* [Required actions]:
• A. Duplicate everything in the privacy text below from "Let's return to" down to "stealing your money.".
• B. In the privacy text below, how many celebrities did reports say the hackers targeted?

Pause to consider where the legal and societal boundaries should be drawn when we so freely share our lives.  Start with a somewhat more well defined example from recent headline news.  You may recall that "hackers" recently spread across the Internet intimate photographs of actress Jennifer Lawrence.  Reports said that the hackers targeted as many as 101 celebrities. These were not images that Lawrence had shared publicly, but private images stored on a personal device or on the Internet, in the "cloud" (some thought "iCloud"), which the hackers had accessed and made public. Without permission.  Illegally.  That is, the hackers stole them.

Hackers, for lack of a better term, often may seem like, and may often be in many situations, Internet whistleblowers -- revealing information on wrong-doing, violations of rights, including our human rights and rights to privacy.  Fundamentally, they are appropriating information over which they do not have rights.  This may seems useful socially or politically, but it still breaking the rules.

The societal balance here is an uneasy one. Some may applaud Edward Snowden for the revelations that he made, deeming his motive as serving the greater good, but fundamentally, what he did broke the code of secrecy.  Do we feel that same about the hackers that have made off with individual financial information from the computer of Target or Home Depot?  Would we feel the same with regard to someone accused of espionage for a foreign government who stole important government information?  Consider Julius and Ethel Rosenberg or Kim Philby.

And what of corporate espionage?  Do we think that it is noble to undermine legitimate research and corporate business practices by letting trade secrets be stolen or sold without permission?  It may be a stretch far beyond legal fiction to say that corporations are people, but established laws of copyright, patent and trademark protection are designed to preserve the rights of those who develop intellectual property.

So, it is right to judge these "piracies" based on motive?  White hats and black hats?

Let's return to those who hacked and distributed pictures of Jennifer Lawrence.  These pictures were most likely held in storage on a cellphone or in the "cloud".  Apple has flatly stated that its iCloud storage was not hacked.  Clearly, they were not "public," however, and Lawrence had a reasonable expectation that they would remain stored and protected -- in a word "private."

The debate, if there is one here, has nothing to do with why these photographs were taken.  It has everything to do with the expectation of privacy and the violation of that right.  To use a more conventional example, if you put your money in a bank, you have reasonable expectation that it will stay there until you take it out.  We have laws that regulate banks and insure deposits.  If someone robs the bank (or hacks your account) they are stealing your money.

Because we recently have come to look at financial institutions with great skepticism, perhaps there is a better analogy.  Your home is filled tangible items like pictures.  If someone breaks into your home, invades your privacy, and steals your pictures, they have stolen something from you.  The value of the pictures does not matter.  Whether the thief ever profited from the theft does not matter.  Someone has taken something from you.

So too, hackers have stolen what belonged to Jennifer Lawrence, not to them.

How do we draw the lines in this debate, in an open society in which we seem most often to be giving away so much information for free?  In the September 22, 2014 issue of The New Yorker, Nick Paumgarten wrote an insightful article entitled "We Are The Camera," a profile of the Go-Pro phenomena.  

A Go-Pro is a small portable camera used most frequently by athletes and sportspersons to capture their own physical endeavors. Video from these cameras has become ubiquitous in the sporting world and extremely popular on Internet video sharing sites and social media like Facebook.  Go-Pro footage also has made its way into documentary films.

* [Dataset content]:
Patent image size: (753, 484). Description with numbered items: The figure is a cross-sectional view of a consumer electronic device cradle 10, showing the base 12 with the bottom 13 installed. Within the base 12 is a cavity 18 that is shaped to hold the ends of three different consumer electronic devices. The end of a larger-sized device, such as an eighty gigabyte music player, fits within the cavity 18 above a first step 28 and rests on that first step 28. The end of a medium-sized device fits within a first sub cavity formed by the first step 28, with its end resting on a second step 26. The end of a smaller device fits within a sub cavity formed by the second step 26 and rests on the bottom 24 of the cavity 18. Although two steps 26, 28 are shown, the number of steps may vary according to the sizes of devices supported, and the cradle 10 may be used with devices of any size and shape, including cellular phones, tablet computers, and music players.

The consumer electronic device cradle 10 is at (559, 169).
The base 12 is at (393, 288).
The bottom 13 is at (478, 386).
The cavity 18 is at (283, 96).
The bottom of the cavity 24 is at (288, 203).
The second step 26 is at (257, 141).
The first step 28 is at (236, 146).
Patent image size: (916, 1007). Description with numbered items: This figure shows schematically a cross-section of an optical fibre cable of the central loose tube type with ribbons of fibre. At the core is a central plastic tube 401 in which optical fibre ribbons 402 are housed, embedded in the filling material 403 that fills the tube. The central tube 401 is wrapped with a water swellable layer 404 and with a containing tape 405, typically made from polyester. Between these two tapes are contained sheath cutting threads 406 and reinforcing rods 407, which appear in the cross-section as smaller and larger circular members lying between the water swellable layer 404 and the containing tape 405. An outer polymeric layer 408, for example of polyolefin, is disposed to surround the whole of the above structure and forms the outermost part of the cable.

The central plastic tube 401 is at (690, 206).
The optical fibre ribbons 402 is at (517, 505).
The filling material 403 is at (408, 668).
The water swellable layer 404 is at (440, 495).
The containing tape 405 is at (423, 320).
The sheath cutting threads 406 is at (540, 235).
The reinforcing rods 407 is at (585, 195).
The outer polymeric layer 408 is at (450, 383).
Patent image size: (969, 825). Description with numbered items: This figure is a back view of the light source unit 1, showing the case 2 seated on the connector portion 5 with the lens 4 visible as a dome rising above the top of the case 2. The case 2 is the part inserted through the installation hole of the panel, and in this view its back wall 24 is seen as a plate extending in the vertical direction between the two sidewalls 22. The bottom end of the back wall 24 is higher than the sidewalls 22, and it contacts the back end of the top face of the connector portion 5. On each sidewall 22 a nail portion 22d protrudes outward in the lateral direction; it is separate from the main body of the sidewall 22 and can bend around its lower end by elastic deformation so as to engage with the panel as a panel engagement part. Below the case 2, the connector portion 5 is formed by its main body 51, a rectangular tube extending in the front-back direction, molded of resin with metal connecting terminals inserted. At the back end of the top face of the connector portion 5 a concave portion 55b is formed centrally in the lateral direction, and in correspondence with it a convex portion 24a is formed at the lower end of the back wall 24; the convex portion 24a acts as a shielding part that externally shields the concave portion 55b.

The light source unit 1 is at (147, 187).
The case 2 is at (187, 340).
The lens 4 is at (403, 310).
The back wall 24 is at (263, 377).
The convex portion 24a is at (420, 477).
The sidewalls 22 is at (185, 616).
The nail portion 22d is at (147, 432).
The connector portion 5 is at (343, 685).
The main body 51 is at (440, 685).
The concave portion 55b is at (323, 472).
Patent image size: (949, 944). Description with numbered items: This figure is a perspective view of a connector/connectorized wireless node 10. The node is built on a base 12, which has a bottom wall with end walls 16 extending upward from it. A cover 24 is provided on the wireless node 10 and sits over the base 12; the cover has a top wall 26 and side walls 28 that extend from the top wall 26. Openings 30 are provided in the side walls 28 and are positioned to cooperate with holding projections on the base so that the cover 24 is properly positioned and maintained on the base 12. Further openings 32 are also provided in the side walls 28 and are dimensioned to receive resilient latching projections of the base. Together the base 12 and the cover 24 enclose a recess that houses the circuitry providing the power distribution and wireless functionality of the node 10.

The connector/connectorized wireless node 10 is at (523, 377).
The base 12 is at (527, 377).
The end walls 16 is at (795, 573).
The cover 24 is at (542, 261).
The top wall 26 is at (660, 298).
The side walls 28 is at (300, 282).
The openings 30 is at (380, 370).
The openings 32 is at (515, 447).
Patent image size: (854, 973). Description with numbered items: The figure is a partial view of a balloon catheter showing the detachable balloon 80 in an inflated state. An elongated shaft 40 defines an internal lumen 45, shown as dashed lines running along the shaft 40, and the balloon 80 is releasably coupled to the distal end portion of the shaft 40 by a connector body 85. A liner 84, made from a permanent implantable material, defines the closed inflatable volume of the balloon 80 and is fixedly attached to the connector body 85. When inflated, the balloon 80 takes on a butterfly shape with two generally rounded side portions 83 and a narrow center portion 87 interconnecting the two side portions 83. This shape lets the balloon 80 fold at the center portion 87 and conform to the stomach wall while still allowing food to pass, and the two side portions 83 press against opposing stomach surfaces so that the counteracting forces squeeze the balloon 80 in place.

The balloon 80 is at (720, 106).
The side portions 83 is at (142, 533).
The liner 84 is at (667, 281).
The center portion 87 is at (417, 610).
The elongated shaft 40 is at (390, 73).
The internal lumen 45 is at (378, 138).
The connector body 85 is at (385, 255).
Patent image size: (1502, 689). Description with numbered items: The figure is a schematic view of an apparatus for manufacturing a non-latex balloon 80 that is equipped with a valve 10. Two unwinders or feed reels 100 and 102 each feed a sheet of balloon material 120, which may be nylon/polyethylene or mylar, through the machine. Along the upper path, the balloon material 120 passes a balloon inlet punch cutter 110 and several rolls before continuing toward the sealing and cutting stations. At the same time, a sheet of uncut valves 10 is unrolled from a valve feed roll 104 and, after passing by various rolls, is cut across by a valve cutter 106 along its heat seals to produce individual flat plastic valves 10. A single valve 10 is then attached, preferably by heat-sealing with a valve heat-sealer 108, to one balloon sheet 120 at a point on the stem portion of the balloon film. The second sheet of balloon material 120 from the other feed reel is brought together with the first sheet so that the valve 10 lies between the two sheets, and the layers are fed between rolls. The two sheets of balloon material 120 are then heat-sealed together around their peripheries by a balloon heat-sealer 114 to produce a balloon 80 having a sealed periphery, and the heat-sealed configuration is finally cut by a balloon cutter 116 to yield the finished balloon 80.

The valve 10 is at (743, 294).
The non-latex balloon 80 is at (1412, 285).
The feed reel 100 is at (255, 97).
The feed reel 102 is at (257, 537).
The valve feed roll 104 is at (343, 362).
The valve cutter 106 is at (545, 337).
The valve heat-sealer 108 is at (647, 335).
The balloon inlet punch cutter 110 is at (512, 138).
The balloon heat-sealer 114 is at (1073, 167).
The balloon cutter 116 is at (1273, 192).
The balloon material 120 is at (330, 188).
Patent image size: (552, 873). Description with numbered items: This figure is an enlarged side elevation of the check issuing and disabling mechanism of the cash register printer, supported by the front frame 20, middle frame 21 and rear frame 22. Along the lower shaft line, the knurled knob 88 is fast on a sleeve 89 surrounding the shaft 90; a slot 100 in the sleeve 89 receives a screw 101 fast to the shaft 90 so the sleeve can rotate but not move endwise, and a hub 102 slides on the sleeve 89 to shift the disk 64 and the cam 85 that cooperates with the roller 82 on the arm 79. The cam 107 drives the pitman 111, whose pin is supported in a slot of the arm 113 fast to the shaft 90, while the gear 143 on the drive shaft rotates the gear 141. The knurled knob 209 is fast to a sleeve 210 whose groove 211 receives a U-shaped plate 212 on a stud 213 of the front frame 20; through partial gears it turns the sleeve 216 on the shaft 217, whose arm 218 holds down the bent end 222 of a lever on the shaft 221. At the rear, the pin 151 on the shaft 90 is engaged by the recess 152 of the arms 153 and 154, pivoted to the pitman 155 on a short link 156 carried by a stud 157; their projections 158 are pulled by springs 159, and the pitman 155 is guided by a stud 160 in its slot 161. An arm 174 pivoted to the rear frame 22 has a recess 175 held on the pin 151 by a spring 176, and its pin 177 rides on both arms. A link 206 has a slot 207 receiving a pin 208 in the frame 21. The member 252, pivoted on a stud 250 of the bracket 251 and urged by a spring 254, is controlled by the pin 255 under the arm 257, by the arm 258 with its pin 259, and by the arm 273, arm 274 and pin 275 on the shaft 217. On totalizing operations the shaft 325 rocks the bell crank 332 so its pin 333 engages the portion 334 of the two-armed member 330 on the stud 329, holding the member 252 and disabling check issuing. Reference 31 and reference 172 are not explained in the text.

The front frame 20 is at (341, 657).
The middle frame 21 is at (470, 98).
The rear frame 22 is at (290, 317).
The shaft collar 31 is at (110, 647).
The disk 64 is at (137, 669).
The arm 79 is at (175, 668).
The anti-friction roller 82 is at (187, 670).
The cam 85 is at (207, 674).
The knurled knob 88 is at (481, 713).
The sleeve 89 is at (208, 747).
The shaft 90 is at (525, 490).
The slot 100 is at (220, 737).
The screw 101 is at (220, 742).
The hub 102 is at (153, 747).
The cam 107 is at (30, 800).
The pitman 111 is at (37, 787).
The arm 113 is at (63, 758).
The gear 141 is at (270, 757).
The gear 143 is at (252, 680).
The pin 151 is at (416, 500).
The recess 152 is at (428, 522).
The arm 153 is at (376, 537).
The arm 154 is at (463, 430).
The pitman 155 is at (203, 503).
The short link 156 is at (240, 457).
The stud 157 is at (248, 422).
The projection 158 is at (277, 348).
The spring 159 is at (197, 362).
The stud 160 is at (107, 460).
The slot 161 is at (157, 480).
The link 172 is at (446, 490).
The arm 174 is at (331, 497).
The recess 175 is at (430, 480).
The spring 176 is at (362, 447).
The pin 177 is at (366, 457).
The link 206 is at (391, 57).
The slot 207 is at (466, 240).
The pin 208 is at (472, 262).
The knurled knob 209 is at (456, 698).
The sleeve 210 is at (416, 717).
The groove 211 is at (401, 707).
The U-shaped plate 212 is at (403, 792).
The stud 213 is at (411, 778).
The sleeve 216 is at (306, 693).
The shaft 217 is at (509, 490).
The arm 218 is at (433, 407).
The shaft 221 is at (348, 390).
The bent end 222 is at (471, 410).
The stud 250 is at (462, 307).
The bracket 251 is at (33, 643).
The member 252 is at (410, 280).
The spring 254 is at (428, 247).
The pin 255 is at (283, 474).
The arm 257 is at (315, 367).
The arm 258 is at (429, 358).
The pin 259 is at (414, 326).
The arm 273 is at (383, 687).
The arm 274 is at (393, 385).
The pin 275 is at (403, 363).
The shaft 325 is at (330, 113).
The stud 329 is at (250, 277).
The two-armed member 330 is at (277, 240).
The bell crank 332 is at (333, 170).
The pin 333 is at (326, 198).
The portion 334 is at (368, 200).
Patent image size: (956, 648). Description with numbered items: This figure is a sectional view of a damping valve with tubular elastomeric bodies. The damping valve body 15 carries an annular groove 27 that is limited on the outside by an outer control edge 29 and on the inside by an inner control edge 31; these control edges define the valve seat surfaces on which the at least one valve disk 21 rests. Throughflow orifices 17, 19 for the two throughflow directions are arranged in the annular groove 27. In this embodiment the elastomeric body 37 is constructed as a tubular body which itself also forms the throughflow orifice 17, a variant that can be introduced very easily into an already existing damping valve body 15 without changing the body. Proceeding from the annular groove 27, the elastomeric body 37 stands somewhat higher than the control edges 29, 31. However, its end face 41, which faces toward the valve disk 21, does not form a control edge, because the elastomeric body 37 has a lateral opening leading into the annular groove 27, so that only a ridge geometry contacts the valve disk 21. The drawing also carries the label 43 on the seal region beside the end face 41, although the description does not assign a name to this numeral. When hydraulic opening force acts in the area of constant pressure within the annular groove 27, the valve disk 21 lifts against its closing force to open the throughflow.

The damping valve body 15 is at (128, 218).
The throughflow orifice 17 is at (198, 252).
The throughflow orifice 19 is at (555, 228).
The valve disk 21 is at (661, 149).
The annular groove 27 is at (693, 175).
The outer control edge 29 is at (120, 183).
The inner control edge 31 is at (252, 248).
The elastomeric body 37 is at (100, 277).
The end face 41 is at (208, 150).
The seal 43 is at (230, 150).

* [Worked solutions]:
• A.
Let's return to those who hacked and distributed pictures of Jennifer Lawrence.  These pictures were most likely held in storage on a cellphone or in the "cloud".  Apple has flatly stated that its iCloud storage was not hacked.  Clearly, they were not "public," however, and Lawrence had a reasonable expectation that they would remain stored and protected -- in a word "private."

The debate, if there is one here, has nothing to do with why these photographs were taken.  It has everything to do with the expectation of privacy and the violation of that right.  To use a more conventional example, if you put your money in a bank, you have reasonable expectation that it will stay there until you take it out.  We have laws that regulate banks and insure deposits.  If someone robs the bank (or hacks your account) they are stealing your money.

• B. As many as 101.